• Aim of the task:
Below are the entries; count the lines in them that contain the word "document" and give only the number.

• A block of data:
====

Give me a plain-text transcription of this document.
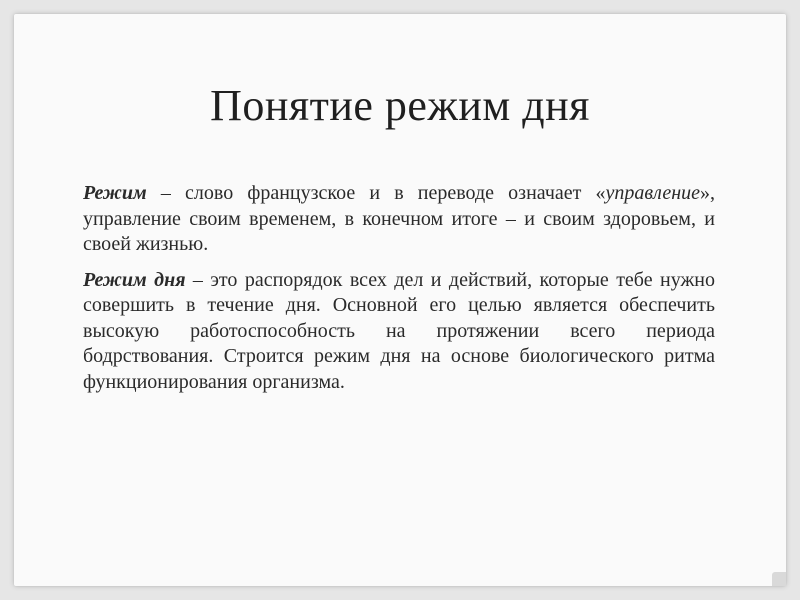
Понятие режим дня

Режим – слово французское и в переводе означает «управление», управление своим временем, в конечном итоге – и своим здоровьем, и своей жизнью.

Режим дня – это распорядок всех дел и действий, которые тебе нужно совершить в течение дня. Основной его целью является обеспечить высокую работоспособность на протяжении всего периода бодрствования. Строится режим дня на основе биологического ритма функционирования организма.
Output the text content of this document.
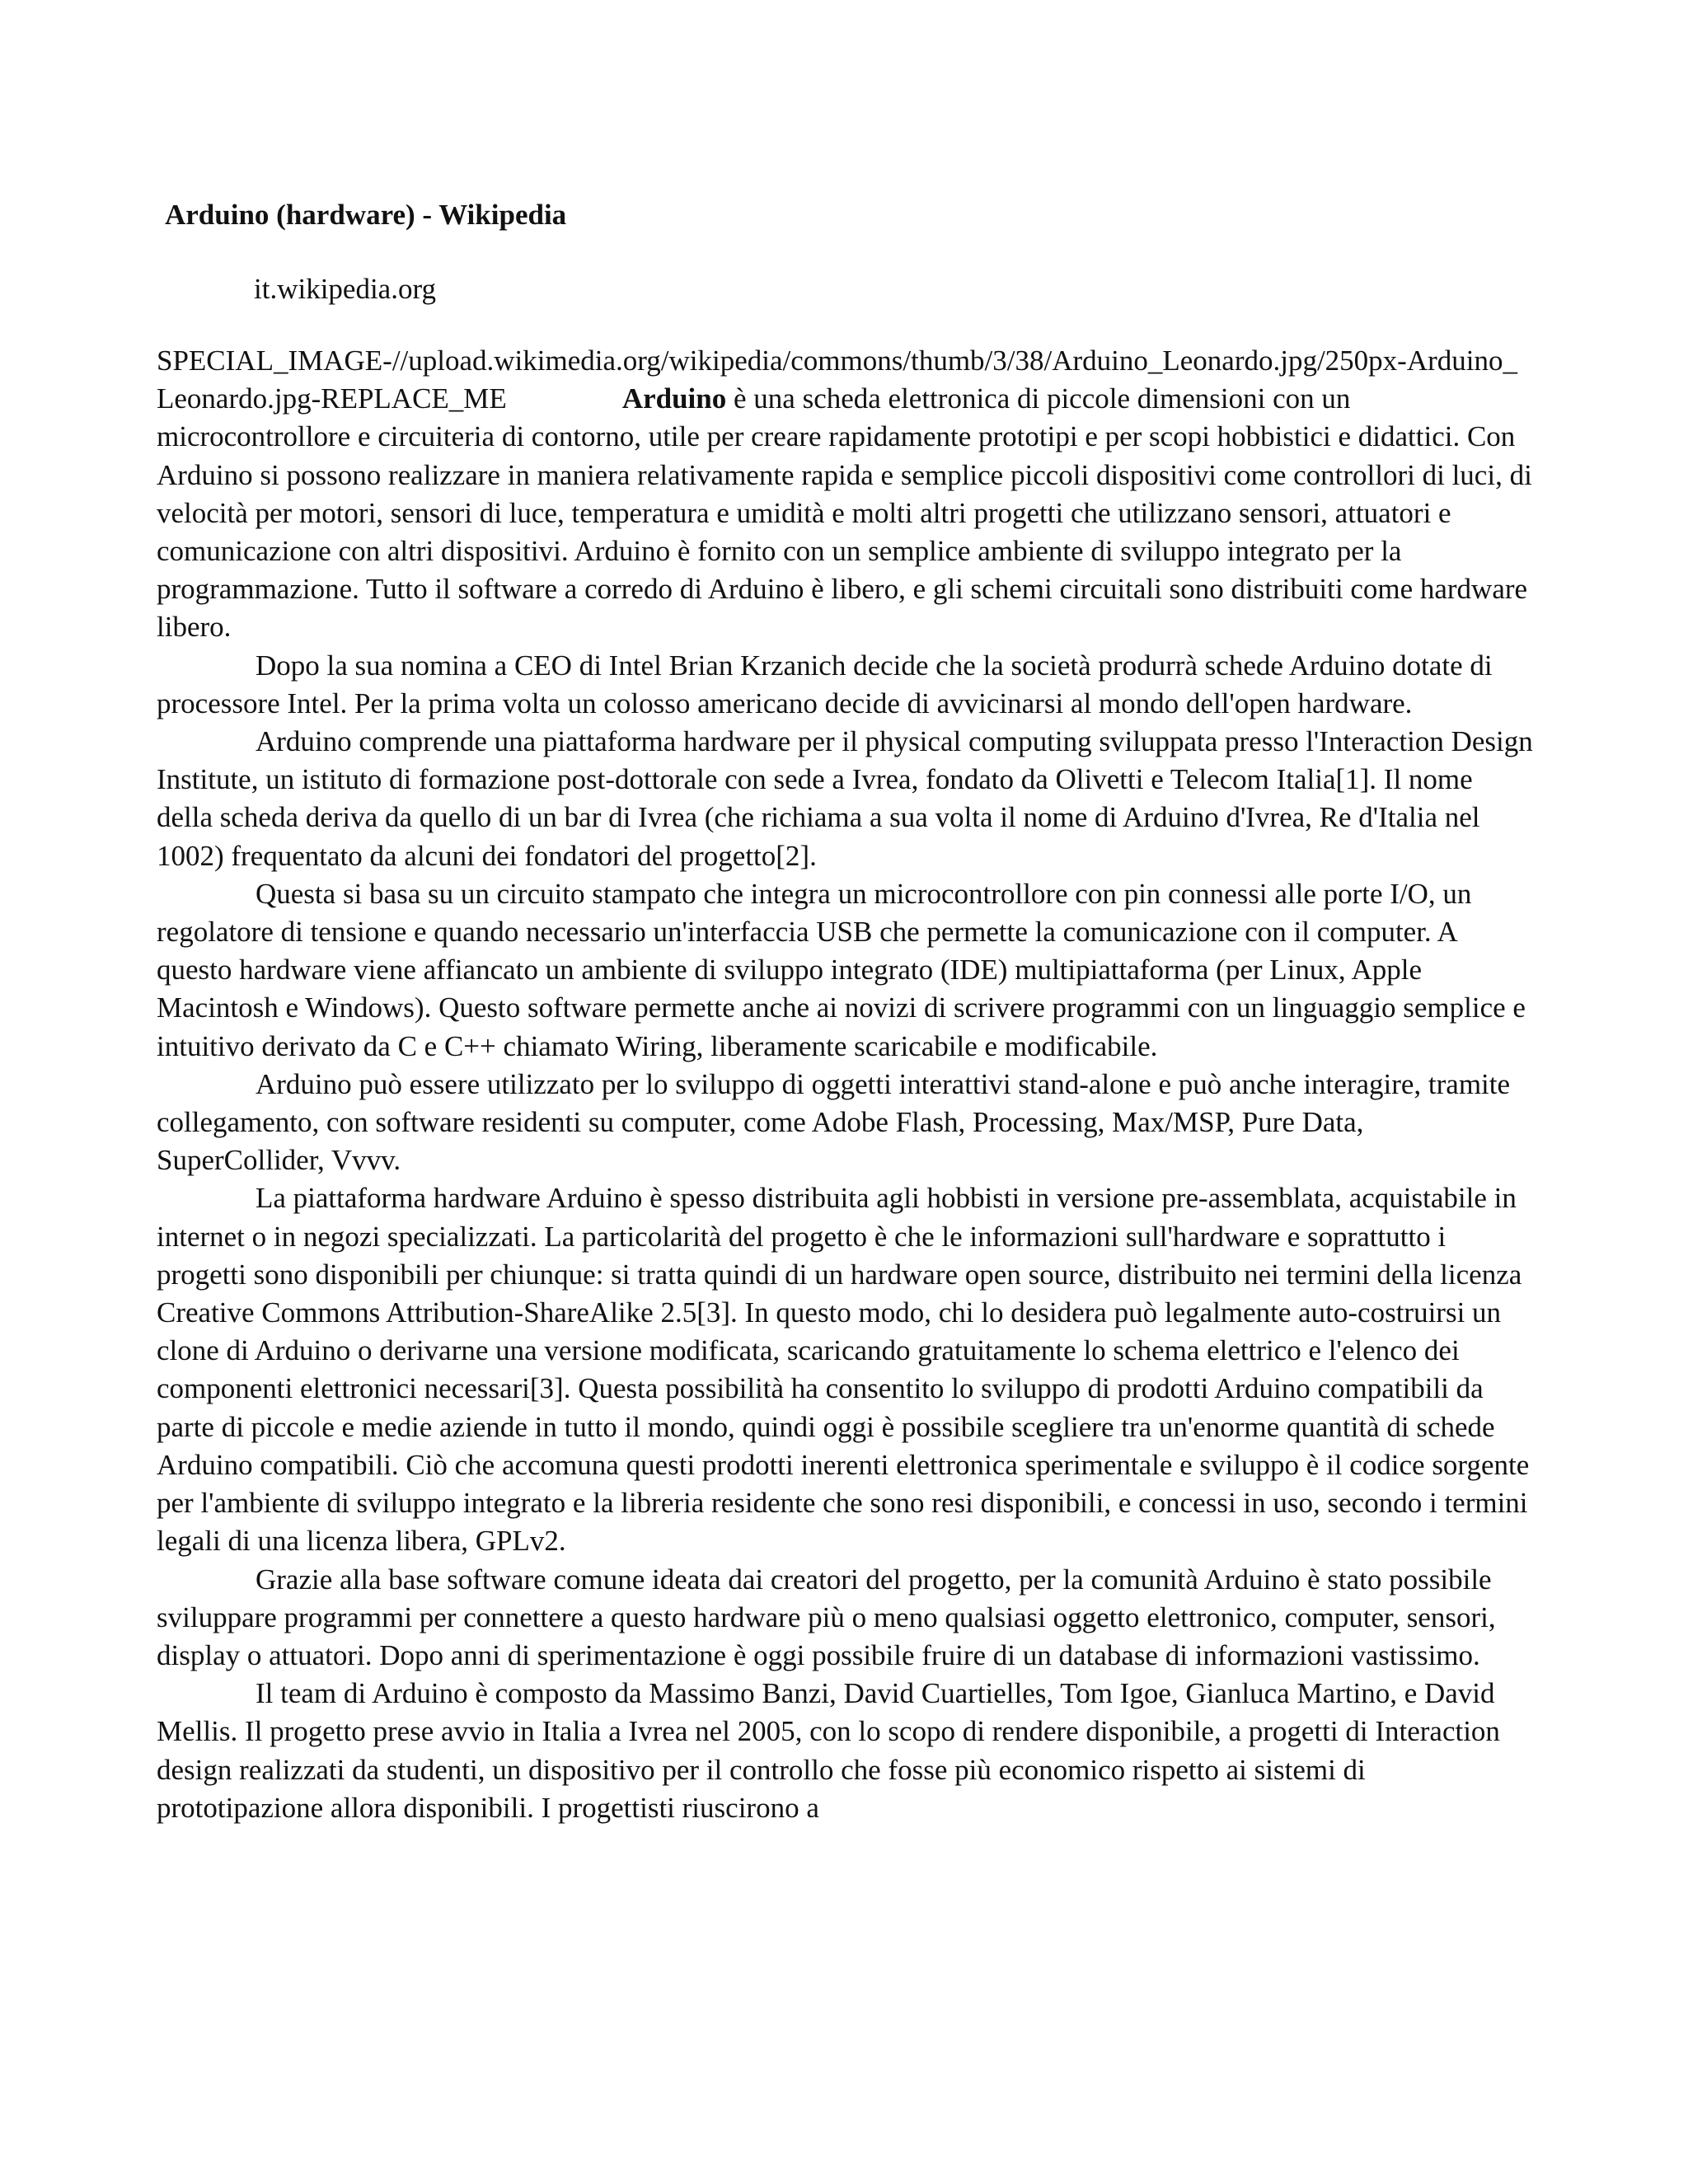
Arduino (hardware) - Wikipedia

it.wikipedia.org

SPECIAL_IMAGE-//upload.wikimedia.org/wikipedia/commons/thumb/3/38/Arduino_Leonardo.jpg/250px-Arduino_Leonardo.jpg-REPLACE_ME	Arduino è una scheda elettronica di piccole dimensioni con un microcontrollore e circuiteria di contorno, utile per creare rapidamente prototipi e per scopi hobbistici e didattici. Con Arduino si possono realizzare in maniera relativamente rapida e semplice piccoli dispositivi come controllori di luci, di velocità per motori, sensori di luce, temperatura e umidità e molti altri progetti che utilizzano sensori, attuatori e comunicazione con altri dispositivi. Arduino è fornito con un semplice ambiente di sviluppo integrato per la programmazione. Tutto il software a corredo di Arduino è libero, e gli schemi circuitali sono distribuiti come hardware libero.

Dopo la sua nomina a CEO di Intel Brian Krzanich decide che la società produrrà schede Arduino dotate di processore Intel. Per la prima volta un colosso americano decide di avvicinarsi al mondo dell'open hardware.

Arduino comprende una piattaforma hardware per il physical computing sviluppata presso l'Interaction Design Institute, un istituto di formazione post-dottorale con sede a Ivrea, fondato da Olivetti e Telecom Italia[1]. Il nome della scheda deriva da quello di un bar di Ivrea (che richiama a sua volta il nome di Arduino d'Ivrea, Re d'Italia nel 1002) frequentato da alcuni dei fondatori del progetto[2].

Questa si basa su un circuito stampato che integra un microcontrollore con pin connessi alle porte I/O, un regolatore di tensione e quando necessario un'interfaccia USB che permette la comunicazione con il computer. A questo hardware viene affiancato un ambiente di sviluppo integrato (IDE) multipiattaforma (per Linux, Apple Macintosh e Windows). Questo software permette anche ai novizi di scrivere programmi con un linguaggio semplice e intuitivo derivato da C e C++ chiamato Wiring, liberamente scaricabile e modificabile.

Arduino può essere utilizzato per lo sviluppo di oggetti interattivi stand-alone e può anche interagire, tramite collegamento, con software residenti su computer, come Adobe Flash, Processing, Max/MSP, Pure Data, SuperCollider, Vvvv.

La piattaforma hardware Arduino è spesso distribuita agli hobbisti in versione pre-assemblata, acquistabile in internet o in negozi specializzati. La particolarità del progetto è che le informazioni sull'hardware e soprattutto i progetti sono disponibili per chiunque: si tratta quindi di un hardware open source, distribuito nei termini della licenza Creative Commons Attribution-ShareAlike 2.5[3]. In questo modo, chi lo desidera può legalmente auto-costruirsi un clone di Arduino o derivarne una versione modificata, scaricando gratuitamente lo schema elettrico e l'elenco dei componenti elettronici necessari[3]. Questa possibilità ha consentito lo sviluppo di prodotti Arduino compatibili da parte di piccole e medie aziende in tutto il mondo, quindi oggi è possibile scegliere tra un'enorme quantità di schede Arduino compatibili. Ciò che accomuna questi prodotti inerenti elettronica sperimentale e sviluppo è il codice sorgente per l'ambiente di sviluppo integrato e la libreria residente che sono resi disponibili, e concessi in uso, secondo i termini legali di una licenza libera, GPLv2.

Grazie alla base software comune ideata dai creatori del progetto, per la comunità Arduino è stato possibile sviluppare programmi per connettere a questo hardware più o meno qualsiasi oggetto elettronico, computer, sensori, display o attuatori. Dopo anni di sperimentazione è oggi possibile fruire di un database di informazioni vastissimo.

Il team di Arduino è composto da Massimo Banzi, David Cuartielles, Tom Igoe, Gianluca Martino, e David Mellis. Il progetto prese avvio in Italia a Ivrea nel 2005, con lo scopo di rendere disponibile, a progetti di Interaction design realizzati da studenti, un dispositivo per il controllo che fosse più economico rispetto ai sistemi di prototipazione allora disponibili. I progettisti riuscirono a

====

• Result:
2